_YOUR OBJECTIVE_
Show all lines from the listing below that contain "this".

(Data items)
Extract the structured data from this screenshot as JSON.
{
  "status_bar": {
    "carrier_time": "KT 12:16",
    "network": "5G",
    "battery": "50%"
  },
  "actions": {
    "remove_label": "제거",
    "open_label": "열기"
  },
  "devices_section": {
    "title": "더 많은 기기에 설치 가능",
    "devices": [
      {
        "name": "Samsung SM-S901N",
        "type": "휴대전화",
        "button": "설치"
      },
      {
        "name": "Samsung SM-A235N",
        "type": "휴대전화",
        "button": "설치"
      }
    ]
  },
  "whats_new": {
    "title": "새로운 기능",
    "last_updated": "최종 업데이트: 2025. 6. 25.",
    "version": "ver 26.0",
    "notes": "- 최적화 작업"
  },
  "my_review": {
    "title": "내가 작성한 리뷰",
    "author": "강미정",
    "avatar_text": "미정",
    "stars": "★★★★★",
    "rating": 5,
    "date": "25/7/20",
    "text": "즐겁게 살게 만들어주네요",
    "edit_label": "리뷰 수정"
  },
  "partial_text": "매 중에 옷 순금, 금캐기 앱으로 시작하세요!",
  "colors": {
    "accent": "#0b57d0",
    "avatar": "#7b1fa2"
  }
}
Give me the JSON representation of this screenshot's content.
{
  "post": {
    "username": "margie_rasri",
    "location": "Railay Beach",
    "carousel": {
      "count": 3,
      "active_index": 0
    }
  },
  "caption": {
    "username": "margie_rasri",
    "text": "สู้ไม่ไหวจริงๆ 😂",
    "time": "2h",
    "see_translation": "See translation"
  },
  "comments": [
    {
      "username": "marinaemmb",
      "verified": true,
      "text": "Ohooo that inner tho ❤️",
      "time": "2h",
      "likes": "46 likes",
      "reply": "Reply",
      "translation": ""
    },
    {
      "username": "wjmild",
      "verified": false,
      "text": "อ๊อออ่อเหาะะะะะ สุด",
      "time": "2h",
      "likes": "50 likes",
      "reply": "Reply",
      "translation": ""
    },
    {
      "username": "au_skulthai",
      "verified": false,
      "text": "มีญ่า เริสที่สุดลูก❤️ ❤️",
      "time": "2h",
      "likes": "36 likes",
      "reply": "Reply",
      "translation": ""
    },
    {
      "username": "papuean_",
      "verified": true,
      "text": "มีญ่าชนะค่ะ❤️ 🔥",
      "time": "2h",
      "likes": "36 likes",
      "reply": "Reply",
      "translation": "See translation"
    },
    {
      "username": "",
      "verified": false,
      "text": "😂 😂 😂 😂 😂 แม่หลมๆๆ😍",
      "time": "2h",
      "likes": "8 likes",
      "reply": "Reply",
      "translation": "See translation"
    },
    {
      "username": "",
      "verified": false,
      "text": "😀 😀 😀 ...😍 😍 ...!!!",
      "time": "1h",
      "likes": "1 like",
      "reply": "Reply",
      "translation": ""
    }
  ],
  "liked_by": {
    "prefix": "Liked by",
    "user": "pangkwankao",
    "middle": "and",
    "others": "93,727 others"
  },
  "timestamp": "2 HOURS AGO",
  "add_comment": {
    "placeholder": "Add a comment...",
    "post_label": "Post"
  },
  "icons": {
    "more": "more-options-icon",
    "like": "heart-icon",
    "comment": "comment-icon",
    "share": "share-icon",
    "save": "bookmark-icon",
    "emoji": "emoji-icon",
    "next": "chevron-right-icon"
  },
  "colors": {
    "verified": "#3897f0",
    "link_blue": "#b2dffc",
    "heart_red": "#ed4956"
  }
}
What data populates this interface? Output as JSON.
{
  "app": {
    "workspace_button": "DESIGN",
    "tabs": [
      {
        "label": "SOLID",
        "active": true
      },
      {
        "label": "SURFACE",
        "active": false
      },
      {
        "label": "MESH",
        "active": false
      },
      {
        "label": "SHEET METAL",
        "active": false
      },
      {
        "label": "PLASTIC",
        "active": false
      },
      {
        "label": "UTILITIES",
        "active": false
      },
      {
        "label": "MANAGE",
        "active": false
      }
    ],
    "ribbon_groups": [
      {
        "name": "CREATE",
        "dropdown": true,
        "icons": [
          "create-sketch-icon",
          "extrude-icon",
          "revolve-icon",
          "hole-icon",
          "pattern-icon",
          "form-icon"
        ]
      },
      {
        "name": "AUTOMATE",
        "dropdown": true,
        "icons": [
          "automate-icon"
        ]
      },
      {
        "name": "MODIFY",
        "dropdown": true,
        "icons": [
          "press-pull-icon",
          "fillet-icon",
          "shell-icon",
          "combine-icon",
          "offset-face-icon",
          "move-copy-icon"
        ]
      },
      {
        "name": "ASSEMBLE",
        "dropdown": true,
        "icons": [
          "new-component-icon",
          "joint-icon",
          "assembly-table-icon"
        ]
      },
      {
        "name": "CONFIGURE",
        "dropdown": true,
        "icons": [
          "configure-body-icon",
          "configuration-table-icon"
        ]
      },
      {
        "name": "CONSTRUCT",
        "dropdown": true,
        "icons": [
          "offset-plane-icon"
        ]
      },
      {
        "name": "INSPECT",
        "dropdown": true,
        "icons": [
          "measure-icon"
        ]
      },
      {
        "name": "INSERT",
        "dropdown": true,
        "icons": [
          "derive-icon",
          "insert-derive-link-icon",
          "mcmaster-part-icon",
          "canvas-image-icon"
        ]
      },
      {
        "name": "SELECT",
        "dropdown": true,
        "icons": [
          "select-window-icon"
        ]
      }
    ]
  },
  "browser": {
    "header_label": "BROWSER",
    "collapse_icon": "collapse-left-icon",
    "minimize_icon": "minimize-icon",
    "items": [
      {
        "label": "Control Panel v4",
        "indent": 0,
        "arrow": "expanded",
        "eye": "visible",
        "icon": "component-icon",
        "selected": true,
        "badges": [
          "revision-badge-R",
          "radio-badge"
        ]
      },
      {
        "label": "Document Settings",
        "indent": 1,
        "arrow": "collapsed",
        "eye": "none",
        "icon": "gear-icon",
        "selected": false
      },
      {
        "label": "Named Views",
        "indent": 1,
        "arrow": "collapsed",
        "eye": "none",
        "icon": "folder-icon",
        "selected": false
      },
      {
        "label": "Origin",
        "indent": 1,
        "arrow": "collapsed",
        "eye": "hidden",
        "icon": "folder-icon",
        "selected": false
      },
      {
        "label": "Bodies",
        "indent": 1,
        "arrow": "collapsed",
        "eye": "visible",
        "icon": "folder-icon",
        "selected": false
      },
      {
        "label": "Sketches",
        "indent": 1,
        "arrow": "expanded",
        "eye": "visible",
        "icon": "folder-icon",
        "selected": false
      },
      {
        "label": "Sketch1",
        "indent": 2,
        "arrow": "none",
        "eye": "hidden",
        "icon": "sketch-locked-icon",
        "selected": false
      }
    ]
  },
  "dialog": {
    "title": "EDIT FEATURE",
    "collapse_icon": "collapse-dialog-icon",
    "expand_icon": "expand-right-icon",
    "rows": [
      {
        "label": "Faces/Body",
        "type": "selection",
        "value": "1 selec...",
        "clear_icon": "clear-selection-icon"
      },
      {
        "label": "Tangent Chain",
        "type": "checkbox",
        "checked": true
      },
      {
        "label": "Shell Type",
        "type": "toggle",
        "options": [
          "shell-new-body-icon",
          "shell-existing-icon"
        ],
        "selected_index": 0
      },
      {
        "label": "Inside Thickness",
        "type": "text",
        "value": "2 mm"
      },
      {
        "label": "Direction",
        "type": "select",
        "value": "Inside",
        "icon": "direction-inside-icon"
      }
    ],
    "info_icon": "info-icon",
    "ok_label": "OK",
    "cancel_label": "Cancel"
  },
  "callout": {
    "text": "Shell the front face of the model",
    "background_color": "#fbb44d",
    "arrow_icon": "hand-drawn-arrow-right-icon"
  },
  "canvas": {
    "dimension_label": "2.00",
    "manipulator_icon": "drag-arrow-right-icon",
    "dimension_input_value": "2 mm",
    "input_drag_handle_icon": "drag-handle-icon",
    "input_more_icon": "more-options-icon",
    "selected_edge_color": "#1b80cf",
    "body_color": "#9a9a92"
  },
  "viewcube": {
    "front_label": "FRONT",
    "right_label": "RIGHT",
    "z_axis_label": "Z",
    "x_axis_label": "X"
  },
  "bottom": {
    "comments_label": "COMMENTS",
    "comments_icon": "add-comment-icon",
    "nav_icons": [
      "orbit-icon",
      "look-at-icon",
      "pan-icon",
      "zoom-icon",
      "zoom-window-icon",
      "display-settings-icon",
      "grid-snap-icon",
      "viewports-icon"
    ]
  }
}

_RESULT OF THE TASK_
Extract the structured data from this screenshot as JSON.
Give me the JSON representation of this screenshot's content.
What data populates this interface? Output as JSON.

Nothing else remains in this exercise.